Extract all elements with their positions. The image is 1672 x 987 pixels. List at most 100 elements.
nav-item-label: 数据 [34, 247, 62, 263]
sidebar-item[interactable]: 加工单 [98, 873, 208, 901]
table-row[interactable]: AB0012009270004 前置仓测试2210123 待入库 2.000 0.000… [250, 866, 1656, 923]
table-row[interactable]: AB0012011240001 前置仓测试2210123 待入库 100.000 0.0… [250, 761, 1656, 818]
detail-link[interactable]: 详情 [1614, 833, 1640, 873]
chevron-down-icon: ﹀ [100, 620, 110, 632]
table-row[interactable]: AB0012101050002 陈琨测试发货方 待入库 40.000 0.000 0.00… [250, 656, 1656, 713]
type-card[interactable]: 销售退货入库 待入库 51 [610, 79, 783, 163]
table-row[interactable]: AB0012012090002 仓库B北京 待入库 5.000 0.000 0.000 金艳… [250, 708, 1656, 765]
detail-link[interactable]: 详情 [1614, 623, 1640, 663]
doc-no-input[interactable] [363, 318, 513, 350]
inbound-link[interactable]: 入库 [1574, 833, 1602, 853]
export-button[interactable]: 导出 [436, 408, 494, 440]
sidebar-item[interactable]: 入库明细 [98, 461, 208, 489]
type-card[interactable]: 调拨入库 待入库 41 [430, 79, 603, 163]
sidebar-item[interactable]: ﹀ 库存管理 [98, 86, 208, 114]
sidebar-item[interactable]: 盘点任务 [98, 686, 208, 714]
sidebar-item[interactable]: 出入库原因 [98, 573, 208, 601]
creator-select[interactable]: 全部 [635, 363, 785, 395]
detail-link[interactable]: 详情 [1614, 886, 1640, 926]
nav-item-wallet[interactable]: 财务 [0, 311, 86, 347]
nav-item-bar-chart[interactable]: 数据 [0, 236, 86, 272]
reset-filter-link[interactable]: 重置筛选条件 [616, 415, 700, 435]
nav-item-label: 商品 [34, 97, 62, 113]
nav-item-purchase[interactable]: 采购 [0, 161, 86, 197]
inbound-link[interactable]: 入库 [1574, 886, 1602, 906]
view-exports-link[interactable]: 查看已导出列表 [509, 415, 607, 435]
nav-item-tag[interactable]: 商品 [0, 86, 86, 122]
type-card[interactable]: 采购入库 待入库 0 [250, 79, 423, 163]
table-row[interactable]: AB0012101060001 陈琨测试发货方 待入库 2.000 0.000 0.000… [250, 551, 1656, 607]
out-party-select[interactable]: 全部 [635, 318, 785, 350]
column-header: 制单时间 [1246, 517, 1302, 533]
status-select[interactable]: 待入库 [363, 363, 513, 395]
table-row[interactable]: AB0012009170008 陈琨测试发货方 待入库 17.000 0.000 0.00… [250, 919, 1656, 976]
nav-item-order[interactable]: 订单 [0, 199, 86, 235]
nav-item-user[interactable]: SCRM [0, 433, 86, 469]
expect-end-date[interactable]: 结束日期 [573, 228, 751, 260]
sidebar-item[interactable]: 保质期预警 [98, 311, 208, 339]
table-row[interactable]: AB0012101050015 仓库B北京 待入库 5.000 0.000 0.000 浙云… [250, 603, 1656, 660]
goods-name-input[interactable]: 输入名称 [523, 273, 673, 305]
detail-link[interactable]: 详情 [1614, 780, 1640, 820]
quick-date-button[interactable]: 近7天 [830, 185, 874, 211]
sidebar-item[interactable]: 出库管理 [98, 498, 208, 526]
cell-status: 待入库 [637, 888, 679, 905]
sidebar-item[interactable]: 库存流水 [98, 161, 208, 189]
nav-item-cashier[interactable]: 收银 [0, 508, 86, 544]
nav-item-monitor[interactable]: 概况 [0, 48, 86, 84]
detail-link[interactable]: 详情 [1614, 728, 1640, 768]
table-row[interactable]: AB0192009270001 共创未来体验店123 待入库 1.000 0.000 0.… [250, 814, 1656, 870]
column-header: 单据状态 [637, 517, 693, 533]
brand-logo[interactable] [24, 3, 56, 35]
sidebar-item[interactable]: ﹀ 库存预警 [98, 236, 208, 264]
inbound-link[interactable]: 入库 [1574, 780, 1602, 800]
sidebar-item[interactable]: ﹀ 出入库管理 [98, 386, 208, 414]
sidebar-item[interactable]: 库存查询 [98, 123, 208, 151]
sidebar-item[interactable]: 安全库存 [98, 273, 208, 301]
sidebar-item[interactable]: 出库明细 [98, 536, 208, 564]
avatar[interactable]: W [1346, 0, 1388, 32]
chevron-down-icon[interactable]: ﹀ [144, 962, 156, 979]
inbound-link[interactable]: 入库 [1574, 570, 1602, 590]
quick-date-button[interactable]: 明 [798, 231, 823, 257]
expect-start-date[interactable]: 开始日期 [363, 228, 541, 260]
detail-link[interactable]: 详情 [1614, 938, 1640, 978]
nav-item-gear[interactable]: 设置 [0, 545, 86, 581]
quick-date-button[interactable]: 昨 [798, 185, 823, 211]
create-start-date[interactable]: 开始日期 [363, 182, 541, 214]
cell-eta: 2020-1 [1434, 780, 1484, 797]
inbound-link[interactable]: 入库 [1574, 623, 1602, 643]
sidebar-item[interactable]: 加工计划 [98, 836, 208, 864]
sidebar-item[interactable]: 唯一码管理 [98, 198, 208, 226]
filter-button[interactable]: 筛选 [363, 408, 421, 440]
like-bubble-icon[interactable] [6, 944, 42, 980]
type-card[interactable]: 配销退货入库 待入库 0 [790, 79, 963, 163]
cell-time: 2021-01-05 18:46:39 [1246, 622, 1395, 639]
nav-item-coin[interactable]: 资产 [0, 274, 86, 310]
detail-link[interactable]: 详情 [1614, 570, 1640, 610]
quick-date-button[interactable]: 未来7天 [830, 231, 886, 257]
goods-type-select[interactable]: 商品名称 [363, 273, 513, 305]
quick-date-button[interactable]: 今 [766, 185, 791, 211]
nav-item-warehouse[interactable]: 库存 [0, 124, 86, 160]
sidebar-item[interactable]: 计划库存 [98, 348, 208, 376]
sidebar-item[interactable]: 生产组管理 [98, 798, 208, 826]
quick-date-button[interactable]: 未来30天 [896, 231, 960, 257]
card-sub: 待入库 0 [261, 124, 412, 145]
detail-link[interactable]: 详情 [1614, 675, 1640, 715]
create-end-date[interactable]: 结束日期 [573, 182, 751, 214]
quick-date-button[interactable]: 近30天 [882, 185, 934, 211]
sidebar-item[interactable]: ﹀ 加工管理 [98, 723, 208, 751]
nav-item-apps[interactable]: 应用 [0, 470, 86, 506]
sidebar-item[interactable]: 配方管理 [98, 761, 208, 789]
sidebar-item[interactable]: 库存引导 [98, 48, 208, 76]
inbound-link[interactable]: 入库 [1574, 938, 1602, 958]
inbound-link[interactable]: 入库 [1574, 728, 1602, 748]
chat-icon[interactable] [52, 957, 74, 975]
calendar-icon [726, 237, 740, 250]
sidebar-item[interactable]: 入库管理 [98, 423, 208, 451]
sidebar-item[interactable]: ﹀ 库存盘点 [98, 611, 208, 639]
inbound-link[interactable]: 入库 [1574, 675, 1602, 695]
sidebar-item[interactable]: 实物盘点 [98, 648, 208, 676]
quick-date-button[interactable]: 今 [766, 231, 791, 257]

* _Exercise directions_
Rewrite the records from their start up to and including the line with "table-row[interactable]: AB0012011240001 前置仓测试2210123", swapping "加工单" for "加工任务" and leaving everything else unchanged.

* _Answer_
Extract all elements with their positions. The image is 1672 x 987 pixels. List at most 100 elements.
nav-item-label: 数据 [34, 247, 62, 263]
sidebar-item[interactable]: 加工任务 [98, 873, 208, 901]
table-row[interactable]: AB0012009270004 前置仓测试2210123 待入库 2.000 0.000… [250, 866, 1656, 923]
table-row[interactable]: AB0012011240001 前置仓测试2210123 待入库 100.000 0.0… [250, 761, 1656, 818]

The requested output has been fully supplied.